(Dataset records)
[BEGIN]

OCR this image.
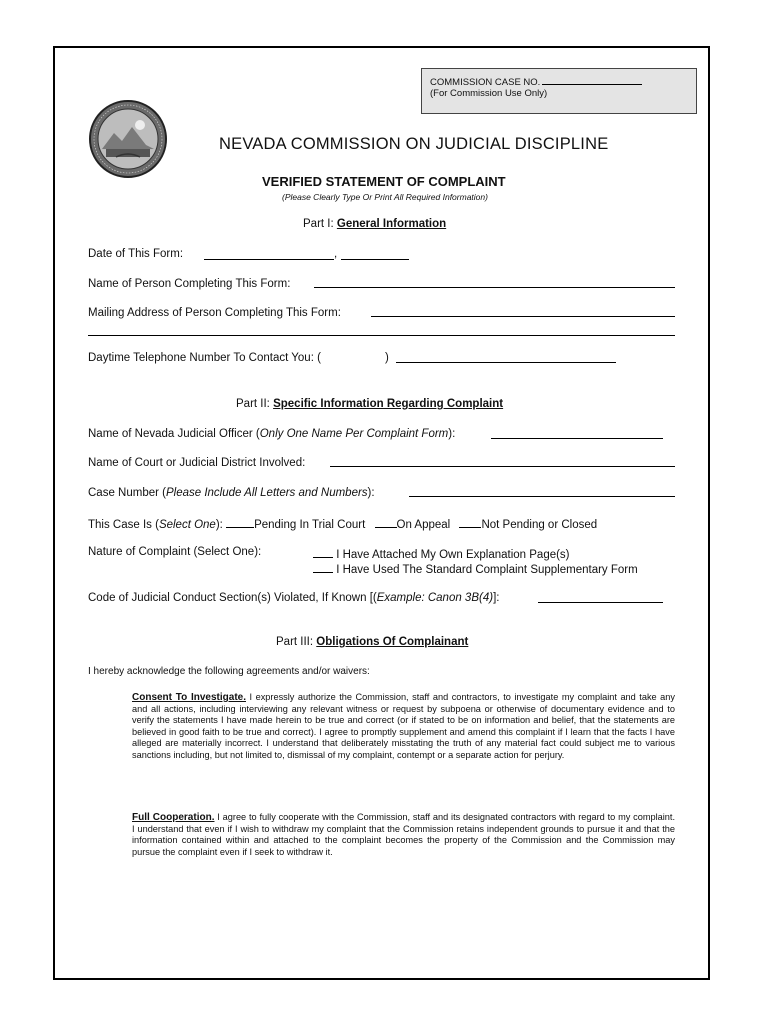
COMMISSION CASE NO.
(For Commission Use Only)
NEVADA COMMISSION ON JUDICIAL DISCIPLINE
VERIFIED STATEMENT OF COMPLAINT
(Please Clearly Type Or Print All Required Information)
Part I: General Information
Date of This Form:	,
Name of Person Completing This Form:
Mailing Address of Person Completing This Form:
Daytime Telephone Number To Contact You: (	)
Part II: Specific Information Regarding Complaint
Name of Nevada Judicial Officer (Only One Name Per Complaint Form):
Name of Court or Judicial District Involved:
Case Number (Please Include All Letters and Numbers):
This Case Is (Select One):	Pending In Trial Court	On Appeal	Not Pending or Closed
Nature of Complaint (Select One):	I Have Attached My Own Explanation Page(s)
I Have Used The Standard Complaint Supplementary Form
Code of Judicial Conduct Section(s) Violated, If Known [(Example: Canon 3B(4)]:
Part III: Obligations Of Complainant
I hereby acknowledge the following agreements and/or waivers:
Consent To Investigate. I expressly authorize the Commission, staff and contractors, to investigate my complaint and take any and all actions, including interviewing any relevant witness or request by subpoena or otherwise of documentary evidence and to verify the statements I have made herein to be true and correct (or if stated to be on information and belief, that the statements are believed in good faith to be true and correct). I agree to promptly supplement and amend this complaint if I learn that the facts I have alleged are materially incorrect. I understand that deliberately misstating the truth of any material fact could subject me to various sanctions including, but not limited to, dismissal of my complaint, contempt or a separate action for perjury.
Full Cooperation. I agree to fully cooperate with the Commission, staff and its designated contractors with regard to my complaint. I understand that even if I wish to withdraw my complaint that the Commission retains independent grounds to pursue it and that the information contained within and attached to the complaint becomes the property of the Commission and the Commission may pursue the complaint even if I seek to withdraw it.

[END]

Problem statement -
All of the material above is to be copied exactly, except for its images.

Right answer -
OCR this image.
COMMISSION CASE NO.
(For Commission Use Only)
NEVADA COMMISSION ON JUDICIAL DISCIPLINE
VERIFIED STATEMENT OF COMPLAINT
(Please Clearly Type Or Print All Required Information)
Part I: General Information
Date of This Form:	,
Name of Person Completing This Form:
Mailing Address of Person Completing This Form:
Daytime Telephone Number To Contact You: (	)
Part II: Specific Information Regarding Complaint
Name of Nevada Judicial Officer (Only One Name Per Complaint Form):
Name of Court or Judicial District Involved:
Case Number (Please Include All Letters and Numbers):
This Case Is (Select One):	Pending In Trial Court	On Appeal	Not Pending or Closed
Nature of Complaint (Select One):	I Have Attached My Own Explanation Page(s)
I Have Used The Standard Complaint Supplementary Form
Code of Judicial Conduct Section(s) Violated, If Known [(Example: Canon 3B(4)]:
Part III: Obligations Of Complainant
I hereby acknowledge the following agreements and/or waivers:
Consent To Investigate. I expressly authorize the Commission, staff and contractors, to investigate my complaint and take any and all actions, including interviewing any relevant witness or request by subpoena or otherwise of documentary evidence and to verify the statements I have made herein to be true and correct (or if stated to be on information and belief, that the statements are believed in good faith to be true and correct). I agree to promptly supplement and amend this complaint if I learn that the facts I have alleged are materially incorrect. I understand that deliberately misstating the truth of any material fact could subject me to various sanctions including, but not limited to, dismissal of my complaint, contempt or a separate action for perjury.
Full Cooperation. I agree to fully cooperate with the Commission, staff and its designated contractors with regard to my complaint. I understand that even if I wish to withdraw my complaint that the Commission retains independent grounds to pursue it and that the information contained within and attached to the complaint becomes the property of the Commission and the Commission may pursue the complaint even if I seek to withdraw it.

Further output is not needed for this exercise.